--- start ---
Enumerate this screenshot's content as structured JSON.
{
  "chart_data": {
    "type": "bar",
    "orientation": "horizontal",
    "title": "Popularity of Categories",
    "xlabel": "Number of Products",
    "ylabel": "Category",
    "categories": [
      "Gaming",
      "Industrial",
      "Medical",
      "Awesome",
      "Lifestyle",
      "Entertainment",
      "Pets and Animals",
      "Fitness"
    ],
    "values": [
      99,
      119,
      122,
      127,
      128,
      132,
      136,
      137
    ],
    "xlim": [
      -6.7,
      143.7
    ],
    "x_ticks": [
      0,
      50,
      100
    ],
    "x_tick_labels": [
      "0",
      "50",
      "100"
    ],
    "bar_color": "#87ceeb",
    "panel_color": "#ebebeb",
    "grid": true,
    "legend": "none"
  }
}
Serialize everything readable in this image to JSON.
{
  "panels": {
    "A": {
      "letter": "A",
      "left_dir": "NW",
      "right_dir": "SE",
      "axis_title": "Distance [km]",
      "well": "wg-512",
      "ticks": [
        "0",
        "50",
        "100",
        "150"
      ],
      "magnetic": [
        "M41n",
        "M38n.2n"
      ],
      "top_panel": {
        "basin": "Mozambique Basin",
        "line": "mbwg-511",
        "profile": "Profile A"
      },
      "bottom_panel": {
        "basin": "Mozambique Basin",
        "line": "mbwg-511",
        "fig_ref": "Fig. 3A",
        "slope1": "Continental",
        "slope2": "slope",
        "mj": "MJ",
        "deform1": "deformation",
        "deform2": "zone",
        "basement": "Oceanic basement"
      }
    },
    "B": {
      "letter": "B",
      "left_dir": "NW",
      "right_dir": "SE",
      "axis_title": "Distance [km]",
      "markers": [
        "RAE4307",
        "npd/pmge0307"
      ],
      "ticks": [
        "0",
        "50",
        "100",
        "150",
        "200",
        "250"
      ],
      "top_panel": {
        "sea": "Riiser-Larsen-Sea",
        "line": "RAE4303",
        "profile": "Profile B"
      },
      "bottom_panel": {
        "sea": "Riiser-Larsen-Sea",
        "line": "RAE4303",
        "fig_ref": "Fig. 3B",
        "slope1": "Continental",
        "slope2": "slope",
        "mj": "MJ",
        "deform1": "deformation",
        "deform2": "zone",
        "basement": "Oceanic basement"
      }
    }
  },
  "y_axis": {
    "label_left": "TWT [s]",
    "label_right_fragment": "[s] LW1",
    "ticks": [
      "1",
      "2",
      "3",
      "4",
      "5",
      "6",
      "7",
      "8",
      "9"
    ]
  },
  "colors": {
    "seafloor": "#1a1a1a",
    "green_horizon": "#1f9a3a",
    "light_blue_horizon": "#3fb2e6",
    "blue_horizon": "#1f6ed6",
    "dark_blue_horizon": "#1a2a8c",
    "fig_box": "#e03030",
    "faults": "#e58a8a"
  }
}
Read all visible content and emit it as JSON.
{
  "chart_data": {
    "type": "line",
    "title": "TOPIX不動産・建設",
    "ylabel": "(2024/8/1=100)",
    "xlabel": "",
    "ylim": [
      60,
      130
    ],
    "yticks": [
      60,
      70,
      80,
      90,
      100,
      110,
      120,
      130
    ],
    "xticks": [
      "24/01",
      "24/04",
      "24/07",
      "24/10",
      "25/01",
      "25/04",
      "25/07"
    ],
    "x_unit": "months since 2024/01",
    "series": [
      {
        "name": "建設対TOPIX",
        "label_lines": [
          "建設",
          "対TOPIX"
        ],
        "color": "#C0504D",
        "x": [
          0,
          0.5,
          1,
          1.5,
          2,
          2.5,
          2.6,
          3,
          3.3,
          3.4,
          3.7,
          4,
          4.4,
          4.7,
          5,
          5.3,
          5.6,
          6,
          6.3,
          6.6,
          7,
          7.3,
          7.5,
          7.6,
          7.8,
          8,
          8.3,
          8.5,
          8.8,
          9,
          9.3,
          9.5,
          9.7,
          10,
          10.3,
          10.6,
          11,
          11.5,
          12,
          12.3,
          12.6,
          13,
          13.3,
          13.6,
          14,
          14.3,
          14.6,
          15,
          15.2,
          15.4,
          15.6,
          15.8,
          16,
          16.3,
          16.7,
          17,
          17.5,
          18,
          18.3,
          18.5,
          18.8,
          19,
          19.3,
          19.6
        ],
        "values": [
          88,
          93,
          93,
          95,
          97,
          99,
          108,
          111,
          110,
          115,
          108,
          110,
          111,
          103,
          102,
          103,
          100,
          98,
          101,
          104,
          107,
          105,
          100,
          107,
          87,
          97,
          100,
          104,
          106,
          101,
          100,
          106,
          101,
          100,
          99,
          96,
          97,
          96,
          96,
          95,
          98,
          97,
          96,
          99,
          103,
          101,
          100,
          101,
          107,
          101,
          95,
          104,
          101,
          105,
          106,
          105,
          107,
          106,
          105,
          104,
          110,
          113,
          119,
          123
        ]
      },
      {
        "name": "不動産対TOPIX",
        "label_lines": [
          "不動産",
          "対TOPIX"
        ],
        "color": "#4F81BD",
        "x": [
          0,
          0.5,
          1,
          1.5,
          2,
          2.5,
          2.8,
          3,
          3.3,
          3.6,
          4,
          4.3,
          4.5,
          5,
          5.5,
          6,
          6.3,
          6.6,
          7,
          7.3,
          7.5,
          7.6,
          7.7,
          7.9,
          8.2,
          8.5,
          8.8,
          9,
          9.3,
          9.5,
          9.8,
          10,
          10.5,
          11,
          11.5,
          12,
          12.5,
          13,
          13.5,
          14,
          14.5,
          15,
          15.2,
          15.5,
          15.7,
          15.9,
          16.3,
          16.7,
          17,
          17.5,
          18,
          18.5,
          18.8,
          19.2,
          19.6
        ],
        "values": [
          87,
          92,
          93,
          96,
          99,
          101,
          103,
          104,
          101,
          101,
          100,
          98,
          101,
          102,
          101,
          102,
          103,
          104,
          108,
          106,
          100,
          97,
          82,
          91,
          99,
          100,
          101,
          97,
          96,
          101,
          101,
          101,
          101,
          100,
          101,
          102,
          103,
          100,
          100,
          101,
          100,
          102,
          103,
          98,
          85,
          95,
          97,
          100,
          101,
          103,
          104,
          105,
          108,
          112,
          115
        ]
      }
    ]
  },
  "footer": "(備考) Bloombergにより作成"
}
--- end ---
### What you need to do
Filter the entries and copy out every line with the word "content".

### Response
Enumerate this screenshot's content as structured JSON.
Read all visible content and emit it as JSON.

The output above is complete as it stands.